<<<<
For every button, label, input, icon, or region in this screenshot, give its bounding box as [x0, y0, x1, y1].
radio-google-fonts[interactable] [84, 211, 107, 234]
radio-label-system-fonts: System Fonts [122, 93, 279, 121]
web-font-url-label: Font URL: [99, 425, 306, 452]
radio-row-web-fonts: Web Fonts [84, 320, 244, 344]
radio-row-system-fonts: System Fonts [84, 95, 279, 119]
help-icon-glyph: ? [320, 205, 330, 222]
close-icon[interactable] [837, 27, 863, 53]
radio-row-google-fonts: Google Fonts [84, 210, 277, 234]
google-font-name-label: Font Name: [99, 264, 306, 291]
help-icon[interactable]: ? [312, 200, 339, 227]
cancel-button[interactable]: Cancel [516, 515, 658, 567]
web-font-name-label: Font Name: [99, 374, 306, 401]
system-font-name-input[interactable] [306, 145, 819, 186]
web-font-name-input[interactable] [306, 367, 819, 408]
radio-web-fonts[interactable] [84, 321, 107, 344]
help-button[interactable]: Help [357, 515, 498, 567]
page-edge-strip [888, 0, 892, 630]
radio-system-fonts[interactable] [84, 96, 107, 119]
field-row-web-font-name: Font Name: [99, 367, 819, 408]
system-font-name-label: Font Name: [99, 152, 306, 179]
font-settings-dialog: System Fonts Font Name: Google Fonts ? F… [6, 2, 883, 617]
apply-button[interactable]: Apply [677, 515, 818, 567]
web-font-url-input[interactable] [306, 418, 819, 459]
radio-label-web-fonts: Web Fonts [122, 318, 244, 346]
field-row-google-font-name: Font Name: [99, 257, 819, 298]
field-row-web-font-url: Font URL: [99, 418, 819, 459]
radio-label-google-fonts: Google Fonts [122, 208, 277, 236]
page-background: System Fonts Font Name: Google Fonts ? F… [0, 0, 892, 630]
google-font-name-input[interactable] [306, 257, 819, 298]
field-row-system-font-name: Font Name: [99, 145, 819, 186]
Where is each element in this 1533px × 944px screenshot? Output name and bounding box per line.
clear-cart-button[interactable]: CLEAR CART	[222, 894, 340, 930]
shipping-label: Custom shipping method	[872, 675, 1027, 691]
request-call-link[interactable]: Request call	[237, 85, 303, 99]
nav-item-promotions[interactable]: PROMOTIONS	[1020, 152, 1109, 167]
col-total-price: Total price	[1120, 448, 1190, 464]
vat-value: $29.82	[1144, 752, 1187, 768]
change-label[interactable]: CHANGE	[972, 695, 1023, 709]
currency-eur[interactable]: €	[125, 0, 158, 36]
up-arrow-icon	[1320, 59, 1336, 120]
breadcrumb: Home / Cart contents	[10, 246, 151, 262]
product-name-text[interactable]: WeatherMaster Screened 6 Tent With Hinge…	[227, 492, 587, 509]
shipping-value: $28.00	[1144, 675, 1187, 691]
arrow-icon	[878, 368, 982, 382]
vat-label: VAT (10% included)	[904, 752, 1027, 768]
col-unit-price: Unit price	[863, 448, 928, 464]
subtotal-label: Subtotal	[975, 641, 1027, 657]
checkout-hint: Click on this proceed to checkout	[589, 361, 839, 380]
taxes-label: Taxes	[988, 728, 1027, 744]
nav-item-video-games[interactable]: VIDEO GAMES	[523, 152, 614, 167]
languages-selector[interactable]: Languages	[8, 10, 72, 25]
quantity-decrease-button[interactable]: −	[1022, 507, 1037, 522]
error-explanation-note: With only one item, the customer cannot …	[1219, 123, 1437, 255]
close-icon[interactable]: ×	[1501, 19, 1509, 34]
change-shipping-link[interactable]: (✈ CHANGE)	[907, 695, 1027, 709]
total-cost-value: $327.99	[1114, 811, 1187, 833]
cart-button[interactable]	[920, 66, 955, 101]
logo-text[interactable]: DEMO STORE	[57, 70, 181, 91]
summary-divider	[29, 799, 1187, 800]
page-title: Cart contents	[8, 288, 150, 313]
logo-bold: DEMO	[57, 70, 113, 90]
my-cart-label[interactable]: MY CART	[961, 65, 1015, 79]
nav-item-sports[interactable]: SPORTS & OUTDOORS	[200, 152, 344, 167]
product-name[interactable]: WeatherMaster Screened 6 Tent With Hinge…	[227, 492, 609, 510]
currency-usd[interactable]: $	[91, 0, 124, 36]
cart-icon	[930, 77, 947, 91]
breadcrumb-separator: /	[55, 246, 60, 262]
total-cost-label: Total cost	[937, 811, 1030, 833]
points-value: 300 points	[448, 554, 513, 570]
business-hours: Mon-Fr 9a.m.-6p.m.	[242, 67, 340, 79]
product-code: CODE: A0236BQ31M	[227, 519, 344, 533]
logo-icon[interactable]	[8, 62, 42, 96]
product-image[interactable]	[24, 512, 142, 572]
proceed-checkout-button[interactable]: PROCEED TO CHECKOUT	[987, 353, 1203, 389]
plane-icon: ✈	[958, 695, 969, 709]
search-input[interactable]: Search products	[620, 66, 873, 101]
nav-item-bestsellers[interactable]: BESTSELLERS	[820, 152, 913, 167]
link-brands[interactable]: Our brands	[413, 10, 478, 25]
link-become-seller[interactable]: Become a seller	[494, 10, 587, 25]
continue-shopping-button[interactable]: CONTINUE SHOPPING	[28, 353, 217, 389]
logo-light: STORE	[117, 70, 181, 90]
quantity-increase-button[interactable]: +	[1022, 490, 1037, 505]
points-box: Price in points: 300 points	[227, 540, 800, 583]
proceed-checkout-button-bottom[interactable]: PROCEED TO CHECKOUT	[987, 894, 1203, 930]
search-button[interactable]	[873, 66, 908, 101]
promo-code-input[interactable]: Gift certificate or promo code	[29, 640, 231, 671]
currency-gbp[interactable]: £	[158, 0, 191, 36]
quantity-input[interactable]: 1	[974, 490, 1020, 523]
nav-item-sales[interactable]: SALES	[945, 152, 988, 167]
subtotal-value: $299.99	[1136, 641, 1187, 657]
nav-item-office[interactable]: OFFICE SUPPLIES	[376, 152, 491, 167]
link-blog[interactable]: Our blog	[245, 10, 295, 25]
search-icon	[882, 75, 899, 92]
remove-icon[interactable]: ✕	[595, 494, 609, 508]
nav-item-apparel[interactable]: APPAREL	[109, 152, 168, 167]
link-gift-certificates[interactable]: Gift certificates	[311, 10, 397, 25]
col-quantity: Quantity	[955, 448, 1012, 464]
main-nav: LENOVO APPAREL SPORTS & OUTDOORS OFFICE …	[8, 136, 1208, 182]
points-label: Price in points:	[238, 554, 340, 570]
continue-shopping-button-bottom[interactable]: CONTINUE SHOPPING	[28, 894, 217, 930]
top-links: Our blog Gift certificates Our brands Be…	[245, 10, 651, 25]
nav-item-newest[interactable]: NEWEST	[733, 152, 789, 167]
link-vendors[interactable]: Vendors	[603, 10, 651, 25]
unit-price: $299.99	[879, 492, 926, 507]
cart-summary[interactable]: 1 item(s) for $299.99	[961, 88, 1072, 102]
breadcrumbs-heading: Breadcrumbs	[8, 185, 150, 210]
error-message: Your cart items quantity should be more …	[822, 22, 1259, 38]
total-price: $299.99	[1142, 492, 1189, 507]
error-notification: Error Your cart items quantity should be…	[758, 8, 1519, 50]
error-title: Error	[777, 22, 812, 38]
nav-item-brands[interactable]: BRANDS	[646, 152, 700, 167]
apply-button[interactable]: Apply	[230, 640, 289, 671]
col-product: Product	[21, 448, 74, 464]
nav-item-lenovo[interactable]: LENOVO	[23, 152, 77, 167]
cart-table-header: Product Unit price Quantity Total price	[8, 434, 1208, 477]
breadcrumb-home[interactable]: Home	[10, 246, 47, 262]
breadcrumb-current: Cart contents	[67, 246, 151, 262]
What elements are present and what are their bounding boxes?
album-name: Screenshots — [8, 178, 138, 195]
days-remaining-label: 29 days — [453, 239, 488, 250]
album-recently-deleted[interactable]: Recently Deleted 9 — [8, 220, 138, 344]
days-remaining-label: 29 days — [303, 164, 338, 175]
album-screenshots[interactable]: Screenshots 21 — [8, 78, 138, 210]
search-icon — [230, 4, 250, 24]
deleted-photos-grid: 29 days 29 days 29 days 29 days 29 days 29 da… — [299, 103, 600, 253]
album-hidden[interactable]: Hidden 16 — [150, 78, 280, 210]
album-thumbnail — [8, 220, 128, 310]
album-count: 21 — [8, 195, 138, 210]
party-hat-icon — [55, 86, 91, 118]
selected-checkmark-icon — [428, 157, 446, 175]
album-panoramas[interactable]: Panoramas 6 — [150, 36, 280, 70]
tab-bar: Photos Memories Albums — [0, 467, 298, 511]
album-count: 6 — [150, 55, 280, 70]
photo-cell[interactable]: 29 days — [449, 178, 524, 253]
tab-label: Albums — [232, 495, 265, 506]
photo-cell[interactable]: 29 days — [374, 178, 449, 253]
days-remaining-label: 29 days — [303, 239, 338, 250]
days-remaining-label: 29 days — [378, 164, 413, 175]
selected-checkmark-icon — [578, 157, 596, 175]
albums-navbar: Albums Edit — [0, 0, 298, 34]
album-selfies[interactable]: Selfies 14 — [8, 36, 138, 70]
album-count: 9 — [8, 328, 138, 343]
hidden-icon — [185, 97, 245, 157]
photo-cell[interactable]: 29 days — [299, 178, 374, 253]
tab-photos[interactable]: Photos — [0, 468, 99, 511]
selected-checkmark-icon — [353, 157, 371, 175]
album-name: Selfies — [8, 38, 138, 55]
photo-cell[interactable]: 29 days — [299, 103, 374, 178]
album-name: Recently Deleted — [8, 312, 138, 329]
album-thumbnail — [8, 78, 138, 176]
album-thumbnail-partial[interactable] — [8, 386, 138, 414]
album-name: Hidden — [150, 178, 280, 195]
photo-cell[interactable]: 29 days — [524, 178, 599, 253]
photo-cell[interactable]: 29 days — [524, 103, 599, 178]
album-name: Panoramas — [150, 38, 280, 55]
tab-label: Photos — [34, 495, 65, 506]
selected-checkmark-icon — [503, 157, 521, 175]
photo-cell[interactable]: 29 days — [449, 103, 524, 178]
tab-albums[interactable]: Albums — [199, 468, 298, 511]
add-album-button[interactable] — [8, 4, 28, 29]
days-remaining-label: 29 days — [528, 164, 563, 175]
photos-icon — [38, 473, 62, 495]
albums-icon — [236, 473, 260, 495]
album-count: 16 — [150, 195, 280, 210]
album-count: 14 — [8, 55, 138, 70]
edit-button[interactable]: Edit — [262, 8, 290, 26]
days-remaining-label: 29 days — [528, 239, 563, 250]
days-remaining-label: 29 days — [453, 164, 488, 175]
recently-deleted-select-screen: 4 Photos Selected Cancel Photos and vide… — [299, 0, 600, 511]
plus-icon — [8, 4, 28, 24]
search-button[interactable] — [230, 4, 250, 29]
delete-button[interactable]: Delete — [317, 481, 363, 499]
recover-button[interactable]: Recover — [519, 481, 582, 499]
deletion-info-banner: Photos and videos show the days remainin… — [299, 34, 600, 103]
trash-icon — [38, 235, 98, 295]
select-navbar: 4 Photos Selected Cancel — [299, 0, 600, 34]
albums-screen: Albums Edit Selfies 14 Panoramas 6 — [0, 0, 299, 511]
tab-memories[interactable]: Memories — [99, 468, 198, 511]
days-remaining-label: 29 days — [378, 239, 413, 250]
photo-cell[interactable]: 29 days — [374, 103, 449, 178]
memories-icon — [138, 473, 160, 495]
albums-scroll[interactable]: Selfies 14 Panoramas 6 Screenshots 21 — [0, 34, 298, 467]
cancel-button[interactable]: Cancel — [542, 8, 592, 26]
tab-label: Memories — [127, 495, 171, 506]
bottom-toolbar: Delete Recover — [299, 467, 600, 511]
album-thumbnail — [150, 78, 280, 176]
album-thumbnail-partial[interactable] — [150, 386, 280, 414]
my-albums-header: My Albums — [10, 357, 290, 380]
>>>>
■ **Request**: Return the listing's lines unchanged, from its first line to the line with "radio-row-web-fonts: Web Fonts", both included.

■ **Answer in full**:
For every button, label, input, icon, or region in this screenshot, give its bounding box as [x0, y0, x1, y1].
radio-google-fonts[interactable] [84, 211, 107, 234]
radio-label-system-fonts: System Fonts [122, 93, 279, 121]
web-font-url-label: Font URL: [99, 425, 306, 452]
radio-row-web-fonts: Web Fonts [84, 320, 244, 344]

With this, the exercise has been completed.